• WRITTEN INSTRUCTION:
Write every record out again exactly as given.

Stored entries
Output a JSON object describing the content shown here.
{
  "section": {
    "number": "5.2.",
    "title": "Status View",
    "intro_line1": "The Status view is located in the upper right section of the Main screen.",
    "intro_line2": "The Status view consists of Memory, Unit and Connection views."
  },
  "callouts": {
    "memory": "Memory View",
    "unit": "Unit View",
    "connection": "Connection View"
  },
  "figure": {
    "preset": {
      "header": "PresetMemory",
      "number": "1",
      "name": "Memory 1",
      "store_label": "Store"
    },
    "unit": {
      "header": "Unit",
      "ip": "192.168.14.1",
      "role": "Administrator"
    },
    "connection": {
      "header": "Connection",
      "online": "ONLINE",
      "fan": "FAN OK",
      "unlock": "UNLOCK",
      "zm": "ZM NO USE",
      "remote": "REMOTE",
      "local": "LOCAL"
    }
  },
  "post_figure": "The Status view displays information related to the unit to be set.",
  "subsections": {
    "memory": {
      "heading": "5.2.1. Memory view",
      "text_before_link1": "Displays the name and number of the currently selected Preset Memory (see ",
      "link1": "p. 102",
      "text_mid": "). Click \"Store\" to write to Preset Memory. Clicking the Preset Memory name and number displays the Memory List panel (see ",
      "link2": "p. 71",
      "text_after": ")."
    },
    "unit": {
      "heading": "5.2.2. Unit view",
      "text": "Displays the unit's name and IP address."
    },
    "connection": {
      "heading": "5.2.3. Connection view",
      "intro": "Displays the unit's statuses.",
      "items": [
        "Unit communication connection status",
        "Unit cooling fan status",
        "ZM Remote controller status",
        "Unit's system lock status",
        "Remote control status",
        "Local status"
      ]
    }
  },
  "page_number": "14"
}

• THE REPLY:
Output a JSON object describing the content shown here.
{
  "section": {
    "number": "5.2.",
    "title": "Status View",
    "intro_line1": "The Status view is located in the upper right section of the Main screen.",
    "intro_line2": "The Status view consists of Memory, Unit and Connection views."
  },
  "callouts": {
    "memory": "Memory View",
    "unit": "Unit View",
    "connection": "Connection View"
  },
  "figure": {
    "preset": {
      "header": "PresetMemory",
      "number": "1",
      "name": "Memory 1",
      "store_label": "Store"
    },
    "unit": {
      "header": "Unit",
      "ip": "192.168.14.1",
      "role": "Administrator"
    },
    "connection": {
      "header": "Connection",
      "online": "ONLINE",
      "fan": "FAN OK",
      "unlock": "UNLOCK",
      "zm": "ZM NO USE",
      "remote": "REMOTE",
      "local": "LOCAL"
    }
  },
  "post_figure": "The Status view displays information related to the unit to be set.",
  "subsections": {
    "memory": {
      "heading": "5.2.1. Memory view",
      "text_before_link1": "Displays the name and number of the currently selected Preset Memory (see ",
      "link1": "p. 102",
      "text_mid": "). Click \"Store\" to write to Preset Memory. Clicking the Preset Memory name and number displays the Memory List panel (see ",
      "link2": "p. 71",
      "text_after": ")."
    },
    "unit": {
      "heading": "5.2.2. Unit view",
      "text": "Displays the unit's name and IP address."
    },
    "connection": {
      "heading": "5.2.3. Connection view",
      "intro": "Displays the unit's statuses.",
      "items": [
        "Unit communication connection status",
        "Unit cooling fan status",
        "ZM Remote controller status",
        "Unit's system lock status",
        "Remote control status",
        "Local status"
      ]
    }
  },
  "page_number": "14"
}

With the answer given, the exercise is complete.